__Exercise description__. Without the pictures, return all of the material exactly as written.

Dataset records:
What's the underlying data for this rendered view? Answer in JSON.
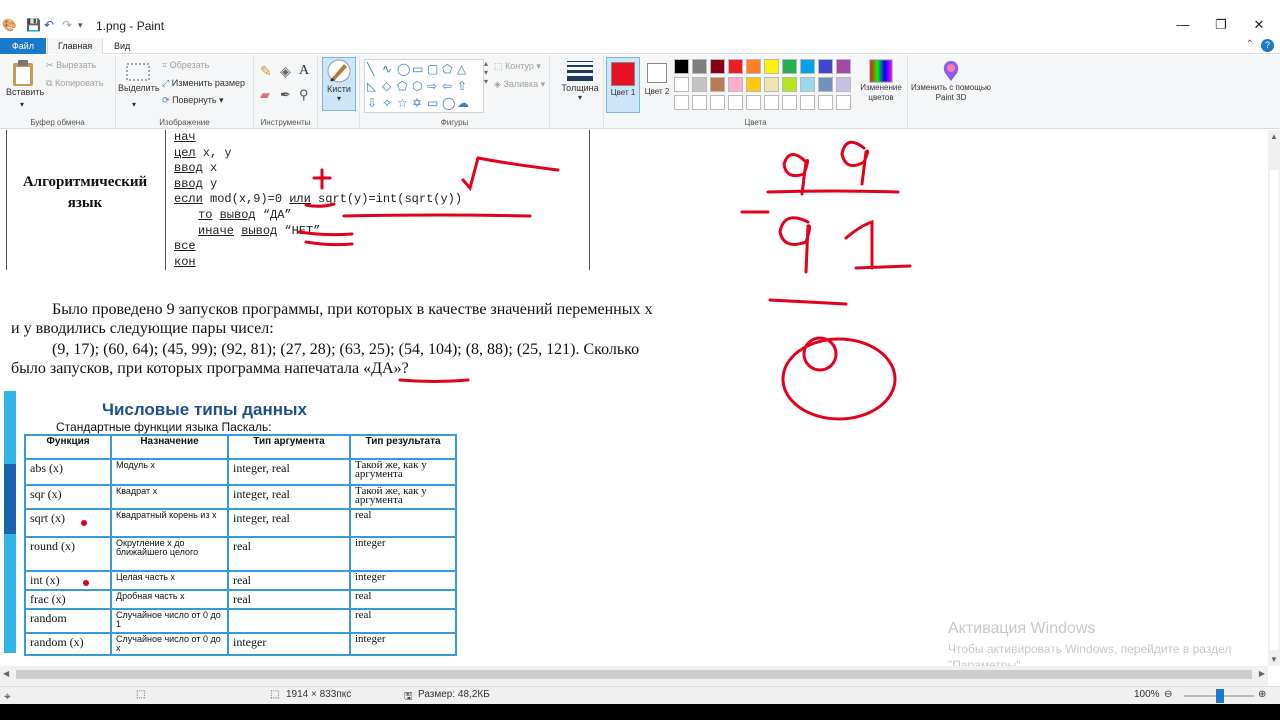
{
  "window": {
    "title": "1.png - Paint",
    "controls": {
      "minimize": "—",
      "maximize": "❐",
      "close": "✕"
    }
  },
  "tabs": {
    "file": "Файл",
    "home": "Главная",
    "view": "Вид"
  },
  "ribbon": {
    "clipboard": {
      "paste": "Вставить",
      "cut": "Вырезать",
      "copy": "Копировать",
      "group": "Буфер обмена"
    },
    "image": {
      "select": "Выделить",
      "crop": "Обрезать",
      "resize": "Изменить размер",
      "rotate": "Повернуть",
      "group": "Изображение"
    },
    "tools": {
      "group": "Инструменты"
    },
    "brushes": {
      "label": "Кисти"
    },
    "shapes": {
      "outline": "Контур",
      "fill": "Заливка",
      "group": "Фигуры"
    },
    "size": {
      "label": "Толщина"
    },
    "colors": {
      "color1": "Цвет 1",
      "color2": "Цвет 2",
      "edit": "Изменение цветов",
      "group": "Цвета",
      "paint3d": "Изменить с помощью Paint 3D",
      "color1_value": "#e81123",
      "color2_value": "#ffffff",
      "palette_row1": [
        "#000000",
        "#7f7f7f",
        "#880015",
        "#ed1c24",
        "#ff7f27",
        "#fff200",
        "#22b14c",
        "#00a2e8",
        "#3f48cc",
        "#a349a4"
      ],
      "palette_row2": [
        "#ffffff",
        "#c3c3c3",
        "#b97a57",
        "#ffaec9",
        "#ffc90e",
        "#efe4b0",
        "#b5e61d",
        "#99d9ea",
        "#7092be",
        "#c8bfe7"
      ]
    }
  },
  "document": {
    "algo_label_line1": "Алгоритмический",
    "algo_label_line2": "язык",
    "code": {
      "l1": "нач",
      "l2a": "цел",
      "l2b": " x, y",
      "l3a": "ввод",
      "l3b": " x",
      "l4a": "ввод",
      "l4b": " y",
      "l5a": "если",
      "l5b": " mod(x,9)=0 ",
      "l5c": "или",
      "l5d": " sqrt(y)=int(sqrt(y))",
      "l6a": "то",
      "l6b": " ",
      "l6c": "вывод",
      "l6d": " “ДА”",
      "l7a": "иначе",
      "l7b": " ",
      "l7c": "вывод",
      "l7d": " “НЕТ”",
      "l8": "все",
      "l9": "кон"
    },
    "para1": "Было проведено 9 запусков программы, при которых в качестве значений переменных x",
    "para2": "и y вводились следующие пары чисел:",
    "para3": "(9, 17); (60, 64); (45, 99); (92, 81); (27, 28); (63, 25); (54, 104); (8, 88); (25, 121). Сколько",
    "para4": "было запусков, при которых программа напечатала «ДА»?",
    "table_title": "Числовые типы данных",
    "table_subtitle": "Стандартные функции языка Паскаль:",
    "table_headers": [
      "Функция",
      "Назначение",
      "Тип аргумента",
      "Тип результата"
    ],
    "table_rows": [
      [
        "abs (x)",
        "Модуль  x",
        "integer, real",
        "Такой же, как у аргумента"
      ],
      [
        "sqr (x)",
        "Квадрат x",
        "integer, real",
        "Такой же, как у аргумента"
      ],
      [
        "sqrt (x)",
        "Квадратный корень из x",
        "integer, real",
        "real"
      ],
      [
        "round (x)",
        "Округление  x до ближайшего целого",
        "real",
        "integer"
      ],
      [
        "int (x)",
        "Целая часть x",
        "real",
        "integer"
      ],
      [
        "frac (x)",
        "Дробная часть x",
        "real",
        "real"
      ],
      [
        "random",
        "Случайное число от 0 до 1",
        "",
        "real"
      ],
      [
        "random (x)",
        "Случайное число от 0 до x",
        "integer",
        "integer"
      ]
    ],
    "handwriting": {
      "plus": "+",
      "n1": "99",
      "minus": "-",
      "n2": "91",
      "n3": "0"
    }
  },
  "watermark": {
    "line1": "Активация Windows",
    "line2": "Чтобы активировать Windows, перейдите в раздел",
    "line3": "\"Параметры\"."
  },
  "status": {
    "dimensions": "1914 × 833пкс",
    "size": "Размер: 48,2КБ",
    "zoom": "100%"
  }
}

__Complete answer__.
What's the underlying data for this rendered view? Answer in JSON.
{
  "window": {
    "title": "1.png - Paint",
    "controls": {
      "minimize": "—",
      "maximize": "❐",
      "close": "✕"
    }
  },
  "tabs": {
    "file": "Файл",
    "home": "Главная",
    "view": "Вид"
  },
  "ribbon": {
    "clipboard": {
      "paste": "Вставить",
      "cut": "Вырезать",
      "copy": "Копировать",
      "group": "Буфер обмена"
    },
    "image": {
      "select": "Выделить",
      "crop": "Обрезать",
      "resize": "Изменить размер",
      "rotate": "Повернуть",
      "group": "Изображение"
    },
    "tools": {
      "group": "Инструменты"
    },
    "brushes": {
      "label": "Кисти"
    },
    "shapes": {
      "outline": "Контур",
      "fill": "Заливка",
      "group": "Фигуры"
    },
    "size": {
      "label": "Толщина"
    },
    "colors": {
      "color1": "Цвет 1",
      "color2": "Цвет 2",
      "edit": "Изменение цветов",
      "group": "Цвета",
      "paint3d": "Изменить с помощью Paint 3D",
      "color1_value": "#e81123",
      "color2_value": "#ffffff",
      "palette_row1": [
        "#000000",
        "#7f7f7f",
        "#880015",
        "#ed1c24",
        "#ff7f27",
        "#fff200",
        "#22b14c",
        "#00a2e8",
        "#3f48cc",
        "#a349a4"
      ],
      "palette_row2": [
        "#ffffff",
        "#c3c3c3",
        "#b97a57",
        "#ffaec9",
        "#ffc90e",
        "#efe4b0",
        "#b5e61d",
        "#99d9ea",
        "#7092be",
        "#c8bfe7"
      ]
    }
  },
  "document": {
    "algo_label_line1": "Алгоритмический",
    "algo_label_line2": "язык",
    "code": {
      "l1": "нач",
      "l2a": "цел",
      "l2b": " x, y",
      "l3a": "ввод",
      "l3b": " x",
      "l4a": "ввод",
      "l4b": " y",
      "l5a": "если",
      "l5b": " mod(x,9)=0 ",
      "l5c": "или",
      "l5d": " sqrt(y)=int(sqrt(y))",
      "l6a": "то",
      "l6b": " ",
      "l6c": "вывод",
      "l6d": " “ДА”",
      "l7a": "иначе",
      "l7b": " ",
      "l7c": "вывод",
      "l7d": " “НЕТ”",
      "l8": "все",
      "l9": "кон"
    },
    "para1": "Было проведено 9 запусков программы, при которых в качестве значений переменных x",
    "para2": "и y вводились следующие пары чисел:",
    "para3": "(9, 17); (60, 64); (45, 99); (92, 81); (27, 28); (63, 25); (54, 104); (8, 88); (25, 121). Сколько",
    "para4": "было запусков, при которых программа напечатала «ДА»?",
    "table_title": "Числовые типы данных",
    "table_subtitle": "Стандартные функции языка Паскаль:",
    "table_headers": [
      "Функция",
      "Назначение",
      "Тип аргумента",
      "Тип результата"
    ],
    "table_rows": [
      [
        "abs (x)",
        "Модуль  x",
        "integer, real",
        "Такой же, как у аргумента"
      ],
      [
        "sqr (x)",
        "Квадрат x",
        "integer, real",
        "Такой же, как у аргумента"
      ],
      [
        "sqrt (x)",
        "Квадратный корень из x",
        "integer, real",
        "real"
      ],
      [
        "round (x)",
        "Округление  x до ближайшего целого",
        "real",
        "integer"
      ],
      [
        "int (x)",
        "Целая часть x",
        "real",
        "integer"
      ],
      [
        "frac (x)",
        "Дробная часть x",
        "real",
        "real"
      ],
      [
        "random",
        "Случайное число от 0 до 1",
        "",
        "real"
      ],
      [
        "random (x)",
        "Случайное число от 0 до x",
        "integer",
        "integer"
      ]
    ],
    "handwriting": {
      "plus": "+",
      "n1": "99",
      "minus": "-",
      "n2": "91",
      "n3": "0"
    }
  },
  "watermark": {
    "line1": "Активация Windows",
    "line2": "Чтобы активировать Windows, перейдите в раздел",
    "line3": "\"Параметры\"."
  },
  "status": {
    "dimensions": "1914 × 833пкс",
    "size": "Размер: 48,2КБ",
    "zoom": "100%"
  }
}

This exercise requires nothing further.